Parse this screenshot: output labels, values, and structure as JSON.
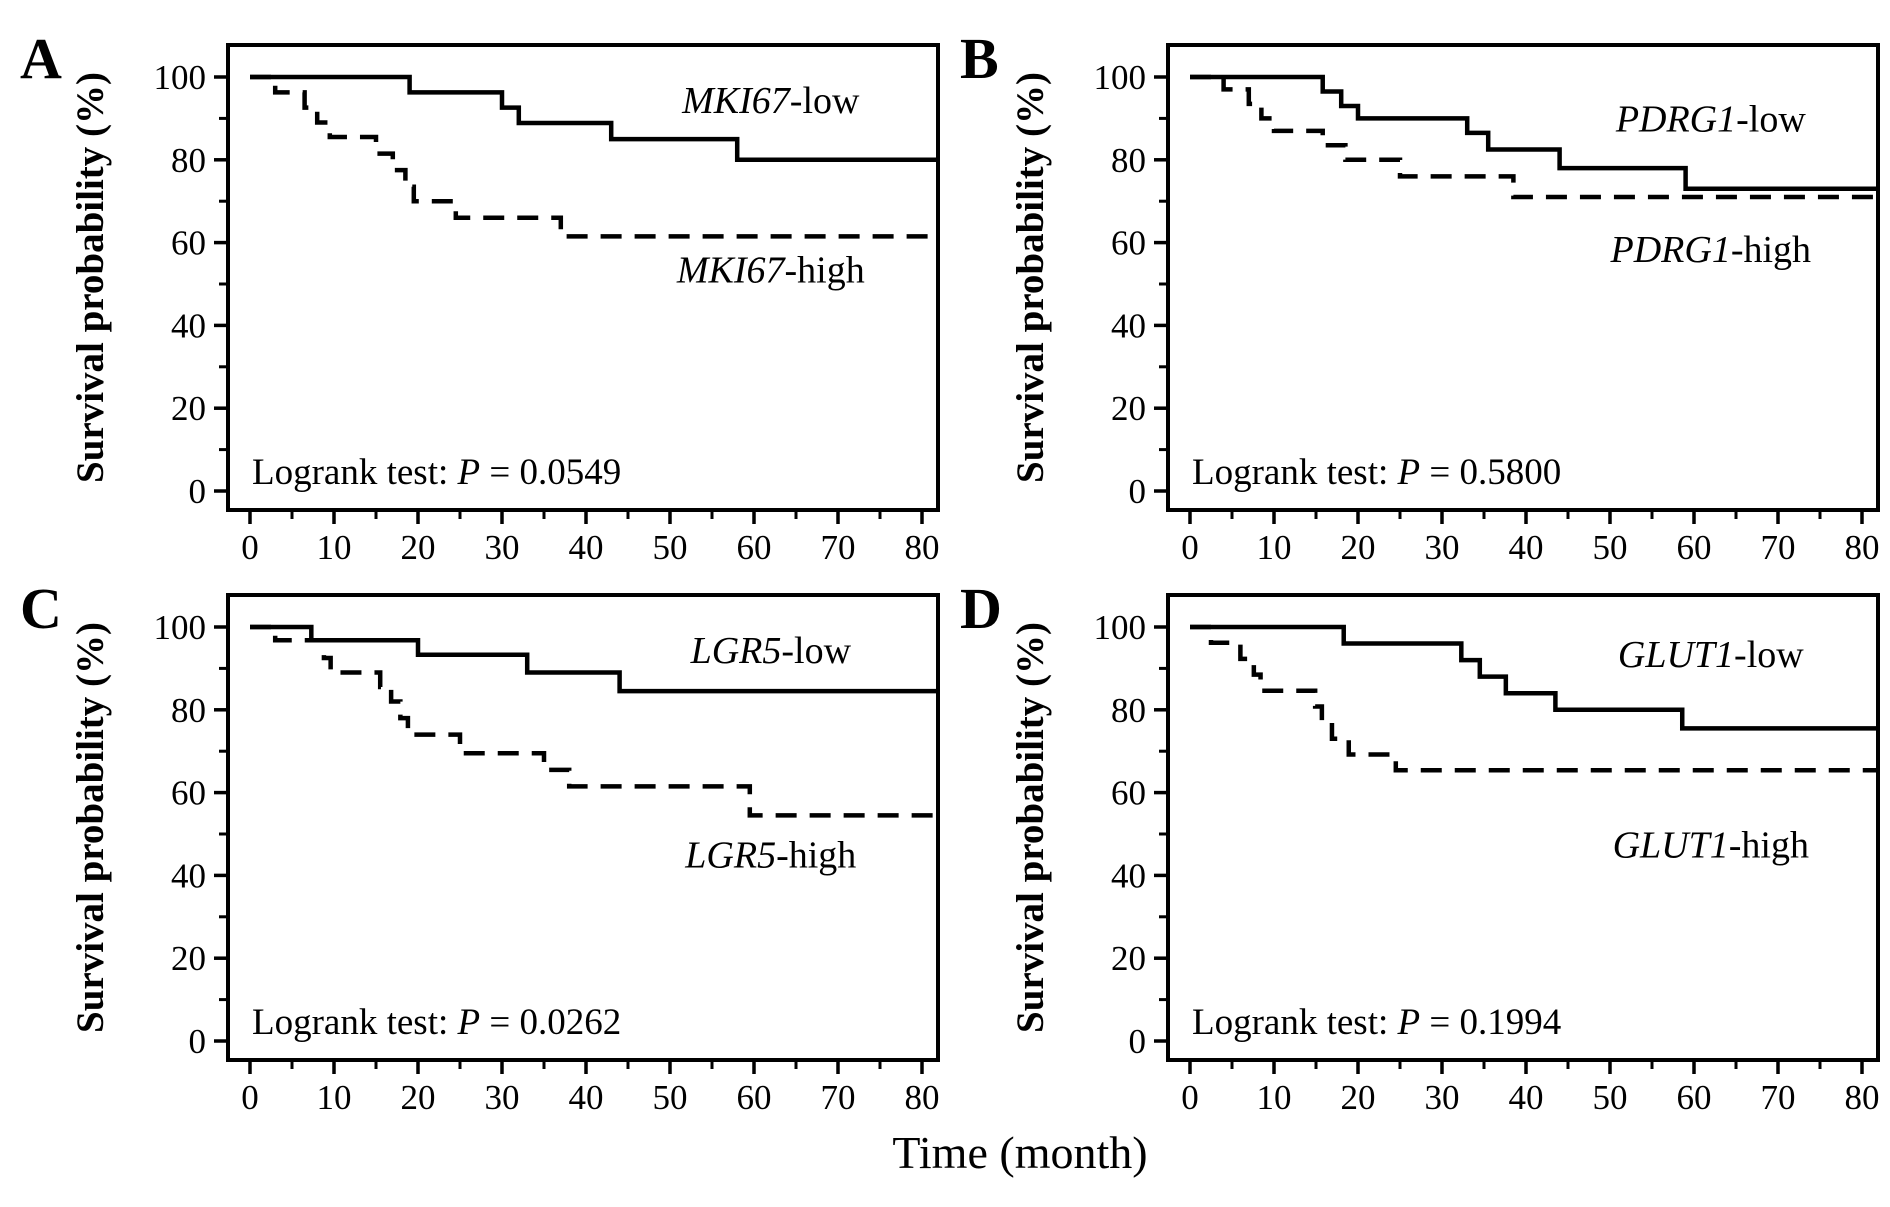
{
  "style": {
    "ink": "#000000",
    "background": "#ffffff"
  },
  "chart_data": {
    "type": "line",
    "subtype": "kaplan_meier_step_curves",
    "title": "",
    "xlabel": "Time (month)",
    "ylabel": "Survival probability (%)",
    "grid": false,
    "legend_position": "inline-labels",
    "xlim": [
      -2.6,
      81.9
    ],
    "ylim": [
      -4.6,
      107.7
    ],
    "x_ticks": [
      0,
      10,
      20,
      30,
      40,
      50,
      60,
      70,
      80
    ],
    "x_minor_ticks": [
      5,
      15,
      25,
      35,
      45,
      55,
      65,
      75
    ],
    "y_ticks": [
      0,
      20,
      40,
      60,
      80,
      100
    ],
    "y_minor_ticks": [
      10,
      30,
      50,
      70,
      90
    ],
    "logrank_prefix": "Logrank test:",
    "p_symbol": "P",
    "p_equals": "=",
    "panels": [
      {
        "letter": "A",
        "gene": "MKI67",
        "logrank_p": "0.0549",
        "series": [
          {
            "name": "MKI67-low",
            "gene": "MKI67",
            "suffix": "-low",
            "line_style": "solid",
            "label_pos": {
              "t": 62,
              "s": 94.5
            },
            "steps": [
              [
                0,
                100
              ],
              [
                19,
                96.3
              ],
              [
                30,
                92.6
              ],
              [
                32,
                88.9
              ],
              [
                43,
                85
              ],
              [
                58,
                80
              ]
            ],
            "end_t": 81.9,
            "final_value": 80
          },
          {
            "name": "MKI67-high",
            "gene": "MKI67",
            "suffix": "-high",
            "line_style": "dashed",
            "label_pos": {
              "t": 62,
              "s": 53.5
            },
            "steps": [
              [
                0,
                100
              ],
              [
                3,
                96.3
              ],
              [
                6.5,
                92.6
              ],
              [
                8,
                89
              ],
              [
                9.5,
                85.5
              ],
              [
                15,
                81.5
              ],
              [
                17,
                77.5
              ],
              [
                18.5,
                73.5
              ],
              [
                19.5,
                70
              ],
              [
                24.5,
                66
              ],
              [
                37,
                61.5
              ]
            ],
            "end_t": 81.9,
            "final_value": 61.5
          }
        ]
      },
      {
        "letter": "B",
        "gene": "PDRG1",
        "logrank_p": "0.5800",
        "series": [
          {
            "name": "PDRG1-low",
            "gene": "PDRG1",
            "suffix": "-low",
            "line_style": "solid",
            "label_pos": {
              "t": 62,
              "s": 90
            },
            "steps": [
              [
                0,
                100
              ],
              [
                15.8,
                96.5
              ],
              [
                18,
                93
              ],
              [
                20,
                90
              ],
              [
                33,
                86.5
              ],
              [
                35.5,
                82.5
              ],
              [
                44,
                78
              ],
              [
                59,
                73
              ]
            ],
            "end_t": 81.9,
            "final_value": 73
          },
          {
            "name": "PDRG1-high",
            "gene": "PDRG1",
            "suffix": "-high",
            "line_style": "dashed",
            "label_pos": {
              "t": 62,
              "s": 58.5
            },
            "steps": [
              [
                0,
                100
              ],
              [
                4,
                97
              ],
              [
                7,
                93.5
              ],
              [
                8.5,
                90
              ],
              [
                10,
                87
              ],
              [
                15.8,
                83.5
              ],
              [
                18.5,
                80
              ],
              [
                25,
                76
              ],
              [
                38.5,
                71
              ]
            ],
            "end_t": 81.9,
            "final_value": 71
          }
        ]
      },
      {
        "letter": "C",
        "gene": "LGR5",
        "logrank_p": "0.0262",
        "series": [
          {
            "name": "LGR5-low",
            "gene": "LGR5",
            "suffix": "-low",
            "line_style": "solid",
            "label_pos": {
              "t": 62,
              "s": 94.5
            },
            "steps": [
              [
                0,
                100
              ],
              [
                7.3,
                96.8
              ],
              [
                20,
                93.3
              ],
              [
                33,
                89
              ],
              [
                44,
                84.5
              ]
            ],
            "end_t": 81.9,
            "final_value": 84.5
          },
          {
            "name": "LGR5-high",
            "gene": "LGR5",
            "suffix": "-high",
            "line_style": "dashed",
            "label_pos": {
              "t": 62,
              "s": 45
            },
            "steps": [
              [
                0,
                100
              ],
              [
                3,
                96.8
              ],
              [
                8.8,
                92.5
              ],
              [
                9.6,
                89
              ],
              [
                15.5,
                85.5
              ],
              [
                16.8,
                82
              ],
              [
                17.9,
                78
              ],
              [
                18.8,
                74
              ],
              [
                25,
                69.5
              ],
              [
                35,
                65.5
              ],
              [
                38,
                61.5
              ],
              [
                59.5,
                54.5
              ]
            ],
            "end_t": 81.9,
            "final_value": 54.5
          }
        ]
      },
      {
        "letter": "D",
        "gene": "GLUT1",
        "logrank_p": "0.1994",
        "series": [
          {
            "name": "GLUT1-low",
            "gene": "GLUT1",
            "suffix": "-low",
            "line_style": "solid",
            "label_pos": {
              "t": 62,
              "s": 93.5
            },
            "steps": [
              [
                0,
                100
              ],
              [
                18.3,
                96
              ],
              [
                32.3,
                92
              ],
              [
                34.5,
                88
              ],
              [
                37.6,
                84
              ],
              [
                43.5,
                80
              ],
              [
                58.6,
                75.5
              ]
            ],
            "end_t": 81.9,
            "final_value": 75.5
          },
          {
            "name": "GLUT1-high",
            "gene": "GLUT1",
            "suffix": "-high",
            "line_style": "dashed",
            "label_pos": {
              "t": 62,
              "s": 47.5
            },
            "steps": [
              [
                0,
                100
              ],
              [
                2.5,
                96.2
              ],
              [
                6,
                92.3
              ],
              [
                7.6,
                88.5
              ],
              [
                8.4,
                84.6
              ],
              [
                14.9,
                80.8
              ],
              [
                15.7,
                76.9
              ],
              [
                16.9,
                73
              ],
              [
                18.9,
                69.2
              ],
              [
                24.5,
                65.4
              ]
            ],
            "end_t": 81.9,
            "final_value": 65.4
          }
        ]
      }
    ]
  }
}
==========
REQUIREMENTS: Print every entry above again without changing a word, and omit the pictures.

REPLY:
Parse this screenshot: output labels, values, and structure as JSON.
{
  "style": {
    "ink": "#000000",
    "background": "#ffffff"
  },
  "chart_data": {
    "type": "line",
    "subtype": "kaplan_meier_step_curves",
    "title": "",
    "xlabel": "Time (month)",
    "ylabel": "Survival probability (%)",
    "grid": false,
    "legend_position": "inline-labels",
    "xlim": [
      -2.6,
      81.9
    ],
    "ylim": [
      -4.6,
      107.7
    ],
    "x_ticks": [
      0,
      10,
      20,
      30,
      40,
      50,
      60,
      70,
      80
    ],
    "x_minor_ticks": [
      5,
      15,
      25,
      35,
      45,
      55,
      65,
      75
    ],
    "y_ticks": [
      0,
      20,
      40,
      60,
      80,
      100
    ],
    "y_minor_ticks": [
      10,
      30,
      50,
      70,
      90
    ],
    "logrank_prefix": "Logrank test:",
    "p_symbol": "P",
    "p_equals": "=",
    "panels": [
      {
        "letter": "A",
        "gene": "MKI67",
        "logrank_p": "0.0549",
        "series": [
          {
            "name": "MKI67-low",
            "gene": "MKI67",
            "suffix": "-low",
            "line_style": "solid",
            "label_pos": {
              "t": 62,
              "s": 94.5
            },
            "steps": [
              [
                0,
                100
              ],
              [
                19,
                96.3
              ],
              [
                30,
                92.6
              ],
              [
                32,
                88.9
              ],
              [
                43,
                85
              ],
              [
                58,
                80
              ]
            ],
            "end_t": 81.9,
            "final_value": 80
          },
          {
            "name": "MKI67-high",
            "gene": "MKI67",
            "suffix": "-high",
            "line_style": "dashed",
            "label_pos": {
              "t": 62,
              "s": 53.5
            },
            "steps": [
              [
                0,
                100
              ],
              [
                3,
                96.3
              ],
              [
                6.5,
                92.6
              ],
              [
                8,
                89
              ],
              [
                9.5,
                85.5
              ],
              [
                15,
                81.5
              ],
              [
                17,
                77.5
              ],
              [
                18.5,
                73.5
              ],
              [
                19.5,
                70
              ],
              [
                24.5,
                66
              ],
              [
                37,
                61.5
              ]
            ],
            "end_t": 81.9,
            "final_value": 61.5
          }
        ]
      },
      {
        "letter": "B",
        "gene": "PDRG1",
        "logrank_p": "0.5800",
        "series": [
          {
            "name": "PDRG1-low",
            "gene": "PDRG1",
            "suffix": "-low",
            "line_style": "solid",
            "label_pos": {
              "t": 62,
              "s": 90
            },
            "steps": [
              [
                0,
                100
              ],
              [
                15.8,
                96.5
              ],
              [
                18,
                93
              ],
              [
                20,
                90
              ],
              [
                33,
                86.5
              ],
              [
                35.5,
                82.5
              ],
              [
                44,
                78
              ],
              [
                59,
                73
              ]
            ],
            "end_t": 81.9,
            "final_value": 73
          },
          {
            "name": "PDRG1-high",
            "gene": "PDRG1",
            "suffix": "-high",
            "line_style": "dashed",
            "label_pos": {
              "t": 62,
              "s": 58.5
            },
            "steps": [
              [
                0,
                100
              ],
              [
                4,
                97
              ],
              [
                7,
                93.5
              ],
              [
                8.5,
                90
              ],
              [
                10,
                87
              ],
              [
                15.8,
                83.5
              ],
              [
                18.5,
                80
              ],
              [
                25,
                76
              ],
              [
                38.5,
                71
              ]
            ],
            "end_t": 81.9,
            "final_value": 71
          }
        ]
      },
      {
        "letter": "C",
        "gene": "LGR5",
        "logrank_p": "0.0262",
        "series": [
          {
            "name": "LGR5-low",
            "gene": "LGR5",
            "suffix": "-low",
            "line_style": "solid",
            "label_pos": {
              "t": 62,
              "s": 94.5
            },
            "steps": [
              [
                0,
                100
              ],
              [
                7.3,
                96.8
              ],
              [
                20,
                93.3
              ],
              [
                33,
                89
              ],
              [
                44,
                84.5
              ]
            ],
            "end_t": 81.9,
            "final_value": 84.5
          },
          {
            "name": "LGR5-high",
            "gene": "LGR5",
            "suffix": "-high",
            "line_style": "dashed",
            "label_pos": {
              "t": 62,
              "s": 45
            },
            "steps": [
              [
                0,
                100
              ],
              [
                3,
                96.8
              ],
              [
                8.8,
                92.5
              ],
              [
                9.6,
                89
              ],
              [
                15.5,
                85.5
              ],
              [
                16.8,
                82
              ],
              [
                17.9,
                78
              ],
              [
                18.8,
                74
              ],
              [
                25,
                69.5
              ],
              [
                35,
                65.5
              ],
              [
                38,
                61.5
              ],
              [
                59.5,
                54.5
              ]
            ],
            "end_t": 81.9,
            "final_value": 54.5
          }
        ]
      },
      {
        "letter": "D",
        "gene": "GLUT1",
        "logrank_p": "0.1994",
        "series": [
          {
            "name": "GLUT1-low",
            "gene": "GLUT1",
            "suffix": "-low",
            "line_style": "solid",
            "label_pos": {
              "t": 62,
              "s": 93.5
            },
            "steps": [
              [
                0,
                100
              ],
              [
                18.3,
                96
              ],
              [
                32.3,
                92
              ],
              [
                34.5,
                88
              ],
              [
                37.6,
                84
              ],
              [
                43.5,
                80
              ],
              [
                58.6,
                75.5
              ]
            ],
            "end_t": 81.9,
            "final_value": 75.5
          },
          {
            "name": "GLUT1-high",
            "gene": "GLUT1",
            "suffix": "-high",
            "line_style": "dashed",
            "label_pos": {
              "t": 62,
              "s": 47.5
            },
            "steps": [
              [
                0,
                100
              ],
              [
                2.5,
                96.2
              ],
              [
                6,
                92.3
              ],
              [
                7.6,
                88.5
              ],
              [
                8.4,
                84.6
              ],
              [
                14.9,
                80.8
              ],
              [
                15.7,
                76.9
              ],
              [
                16.9,
                73
              ],
              [
                18.9,
                69.2
              ],
              [
                24.5,
                65.4
              ]
            ],
            "end_t": 81.9,
            "final_value": 65.4
          }
        ]
      }
    ]
  }
}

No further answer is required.